**Set exercise**
Copy out every line exactly as given.

(Records)
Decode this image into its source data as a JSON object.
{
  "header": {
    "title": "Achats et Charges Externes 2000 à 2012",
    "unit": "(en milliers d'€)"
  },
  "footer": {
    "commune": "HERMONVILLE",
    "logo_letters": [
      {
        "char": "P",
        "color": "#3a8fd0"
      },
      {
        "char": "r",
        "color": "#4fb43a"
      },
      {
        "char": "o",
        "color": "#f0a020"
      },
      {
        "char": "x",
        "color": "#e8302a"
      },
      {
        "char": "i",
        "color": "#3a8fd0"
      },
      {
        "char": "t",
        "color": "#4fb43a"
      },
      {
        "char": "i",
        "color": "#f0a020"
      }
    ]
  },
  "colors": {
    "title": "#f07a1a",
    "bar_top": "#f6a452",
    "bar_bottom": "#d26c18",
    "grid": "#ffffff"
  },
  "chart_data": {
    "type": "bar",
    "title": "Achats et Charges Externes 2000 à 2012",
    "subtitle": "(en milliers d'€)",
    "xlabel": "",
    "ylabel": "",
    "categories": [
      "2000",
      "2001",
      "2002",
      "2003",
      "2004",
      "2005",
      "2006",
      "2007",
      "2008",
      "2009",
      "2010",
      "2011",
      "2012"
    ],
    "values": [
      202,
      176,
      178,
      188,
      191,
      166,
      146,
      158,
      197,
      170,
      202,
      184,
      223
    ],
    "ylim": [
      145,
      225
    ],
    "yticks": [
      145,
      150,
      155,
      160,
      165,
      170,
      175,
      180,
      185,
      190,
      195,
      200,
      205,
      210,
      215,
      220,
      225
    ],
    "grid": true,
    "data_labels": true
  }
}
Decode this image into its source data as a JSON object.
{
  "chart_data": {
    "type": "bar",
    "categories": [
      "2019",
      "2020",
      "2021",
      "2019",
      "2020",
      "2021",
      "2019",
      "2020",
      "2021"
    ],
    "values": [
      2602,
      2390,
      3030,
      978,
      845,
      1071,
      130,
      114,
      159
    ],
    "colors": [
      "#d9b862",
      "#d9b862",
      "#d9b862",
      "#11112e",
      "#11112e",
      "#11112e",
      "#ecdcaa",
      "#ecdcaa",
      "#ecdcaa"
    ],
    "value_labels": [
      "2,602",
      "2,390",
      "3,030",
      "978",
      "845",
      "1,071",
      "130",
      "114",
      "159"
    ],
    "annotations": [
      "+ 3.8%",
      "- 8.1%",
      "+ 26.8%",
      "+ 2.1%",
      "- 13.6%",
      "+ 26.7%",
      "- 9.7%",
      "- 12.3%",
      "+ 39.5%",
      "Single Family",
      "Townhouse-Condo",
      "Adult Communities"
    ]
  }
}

**Worked solution**
Decode this image into its source data as a JSON object.
{
  "header": {
    "title": "Achats et Charges Externes 2000 à 2012",
    "unit": "(en milliers d'€)"
  },
  "footer": {
    "commune": "HERMONVILLE",
    "logo_letters": [
      {
        "char": "P",
        "color": "#3a8fd0"
      },
      {
        "char": "r",
        "color": "#4fb43a"
      },
      {
        "char": "o",
        "color": "#f0a020"
      },
      {
        "char": "x",
        "color": "#e8302a"
      },
      {
        "char": "i",
        "color": "#3a8fd0"
      },
      {
        "char": "t",
        "color": "#4fb43a"
      },
      {
        "char": "i",
        "color": "#f0a020"
      }
    ]
  },
  "colors": {
    "title": "#f07a1a",
    "bar_top": "#f6a452",
    "bar_bottom": "#d26c18",
    "grid": "#ffffff"
  },
  "chart_data": {
    "type": "bar",
    "title": "Achats et Charges Externes 2000 à 2012",
    "subtitle": "(en milliers d'€)",
    "xlabel": "",
    "ylabel": "",
    "categories": [
      "2000",
      "2001",
      "2002",
      "2003",
      "2004",
      "2005",
      "2006",
      "2007",
      "2008",
      "2009",
      "2010",
      "2011",
      "2012"
    ],
    "values": [
      202,
      176,
      178,
      188,
      191,
      166,
      146,
      158,
      197,
      170,
      202,
      184,
      223
    ],
    "ylim": [
      145,
      225
    ],
    "yticks": [
      145,
      150,
      155,
      160,
      165,
      170,
      175,
      180,
      185,
      190,
      195,
      200,
      205,
      210,
      215,
      220,
      225
    ],
    "grid": true,
    "data_labels": true
  }
}
Decode this image into its source data as a JSON object.
{
  "chart_data": {
    "type": "bar",
    "categories": [
      "2019",
      "2020",
      "2021",
      "2019",
      "2020",
      "2021",
      "2019",
      "2020",
      "2021"
    ],
    "values": [
      2602,
      2390,
      3030,
      978,
      845,
      1071,
      130,
      114,
      159
    ],
    "colors": [
      "#d9b862",
      "#d9b862",
      "#d9b862",
      "#11112e",
      "#11112e",
      "#11112e",
      "#ecdcaa",
      "#ecdcaa",
      "#ecdcaa"
    ],
    "value_labels": [
      "2,602",
      "2,390",
      "3,030",
      "978",
      "845",
      "1,071",
      "130",
      "114",
      "159"
    ],
    "annotations": [
      "+ 3.8%",
      "- 8.1%",
      "+ 26.8%",
      "+ 2.1%",
      "- 13.6%",
      "+ 26.7%",
      "- 9.7%",
      "- 12.3%",
      "+ 39.5%",
      "Single Family",
      "Townhouse-Condo",
      "Adult Communities"
    ]
  }
}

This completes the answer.